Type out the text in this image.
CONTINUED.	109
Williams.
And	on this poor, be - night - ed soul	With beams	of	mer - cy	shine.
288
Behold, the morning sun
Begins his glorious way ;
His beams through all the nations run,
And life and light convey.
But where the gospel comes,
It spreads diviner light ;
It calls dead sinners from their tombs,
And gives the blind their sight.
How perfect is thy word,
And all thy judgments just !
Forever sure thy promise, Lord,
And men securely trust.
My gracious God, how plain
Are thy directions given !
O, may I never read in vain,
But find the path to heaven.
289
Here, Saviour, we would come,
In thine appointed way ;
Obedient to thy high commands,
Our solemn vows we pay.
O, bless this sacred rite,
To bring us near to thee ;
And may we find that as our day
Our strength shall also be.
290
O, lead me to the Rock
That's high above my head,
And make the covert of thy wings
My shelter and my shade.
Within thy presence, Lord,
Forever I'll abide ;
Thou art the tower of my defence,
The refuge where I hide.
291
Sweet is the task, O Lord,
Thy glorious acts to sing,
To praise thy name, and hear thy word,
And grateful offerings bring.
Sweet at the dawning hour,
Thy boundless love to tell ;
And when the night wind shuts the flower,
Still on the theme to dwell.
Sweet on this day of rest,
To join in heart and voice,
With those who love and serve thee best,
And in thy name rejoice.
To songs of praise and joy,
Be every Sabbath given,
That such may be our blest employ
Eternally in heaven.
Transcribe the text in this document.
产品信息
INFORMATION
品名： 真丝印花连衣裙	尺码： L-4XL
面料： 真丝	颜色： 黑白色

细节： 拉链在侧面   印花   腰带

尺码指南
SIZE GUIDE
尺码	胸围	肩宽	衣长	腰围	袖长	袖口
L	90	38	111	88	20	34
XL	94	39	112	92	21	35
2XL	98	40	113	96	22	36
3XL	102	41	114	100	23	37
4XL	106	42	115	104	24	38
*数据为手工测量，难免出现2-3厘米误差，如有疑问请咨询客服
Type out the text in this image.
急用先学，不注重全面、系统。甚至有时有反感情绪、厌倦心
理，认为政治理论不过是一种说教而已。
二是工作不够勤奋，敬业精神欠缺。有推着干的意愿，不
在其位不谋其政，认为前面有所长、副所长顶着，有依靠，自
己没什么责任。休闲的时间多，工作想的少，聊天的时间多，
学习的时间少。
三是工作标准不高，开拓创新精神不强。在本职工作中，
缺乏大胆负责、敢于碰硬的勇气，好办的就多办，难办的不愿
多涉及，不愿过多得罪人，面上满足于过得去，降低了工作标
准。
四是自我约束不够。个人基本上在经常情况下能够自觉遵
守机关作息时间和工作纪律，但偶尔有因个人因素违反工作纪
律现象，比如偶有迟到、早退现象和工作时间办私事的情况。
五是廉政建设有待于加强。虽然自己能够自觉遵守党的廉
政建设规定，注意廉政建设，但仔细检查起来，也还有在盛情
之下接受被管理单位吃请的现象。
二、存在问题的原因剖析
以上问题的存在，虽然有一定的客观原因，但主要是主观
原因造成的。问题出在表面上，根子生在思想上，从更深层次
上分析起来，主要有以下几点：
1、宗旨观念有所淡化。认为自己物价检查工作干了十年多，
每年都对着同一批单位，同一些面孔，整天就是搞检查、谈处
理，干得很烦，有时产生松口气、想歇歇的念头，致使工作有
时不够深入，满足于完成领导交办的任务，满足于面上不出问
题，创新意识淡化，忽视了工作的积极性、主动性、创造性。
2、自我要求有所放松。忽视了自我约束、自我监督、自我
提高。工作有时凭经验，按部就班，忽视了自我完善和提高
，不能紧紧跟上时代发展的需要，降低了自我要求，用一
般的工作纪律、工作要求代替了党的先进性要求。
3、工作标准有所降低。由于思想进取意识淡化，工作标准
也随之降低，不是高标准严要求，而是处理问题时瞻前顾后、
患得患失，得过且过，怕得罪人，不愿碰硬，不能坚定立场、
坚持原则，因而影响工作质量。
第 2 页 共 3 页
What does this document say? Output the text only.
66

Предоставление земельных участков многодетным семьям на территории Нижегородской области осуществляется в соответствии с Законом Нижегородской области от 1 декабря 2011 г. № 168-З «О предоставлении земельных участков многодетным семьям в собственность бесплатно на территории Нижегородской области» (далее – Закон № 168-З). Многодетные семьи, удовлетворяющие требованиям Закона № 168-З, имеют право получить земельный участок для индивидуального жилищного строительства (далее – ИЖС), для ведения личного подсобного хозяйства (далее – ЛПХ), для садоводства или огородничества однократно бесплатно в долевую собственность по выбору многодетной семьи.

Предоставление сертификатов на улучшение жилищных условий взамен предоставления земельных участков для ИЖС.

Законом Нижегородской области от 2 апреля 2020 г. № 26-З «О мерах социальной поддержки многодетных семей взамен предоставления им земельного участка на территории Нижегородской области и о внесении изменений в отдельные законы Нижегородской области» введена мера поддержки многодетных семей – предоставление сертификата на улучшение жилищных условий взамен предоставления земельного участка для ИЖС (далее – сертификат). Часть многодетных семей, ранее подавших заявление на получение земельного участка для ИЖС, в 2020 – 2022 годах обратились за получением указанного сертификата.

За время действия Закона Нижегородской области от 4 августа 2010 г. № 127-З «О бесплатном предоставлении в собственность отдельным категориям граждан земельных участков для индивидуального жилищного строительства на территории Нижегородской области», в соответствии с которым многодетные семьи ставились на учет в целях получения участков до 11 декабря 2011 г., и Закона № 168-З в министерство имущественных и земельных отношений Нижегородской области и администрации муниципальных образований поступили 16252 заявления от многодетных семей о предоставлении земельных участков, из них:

## [Stated exercise]
Copy every line of the listing where the word "Sweet" appears.

## [Solution]
Sweet is the task, O Lord,
Sweet at the dawning hour,
Sweet on this day of rest,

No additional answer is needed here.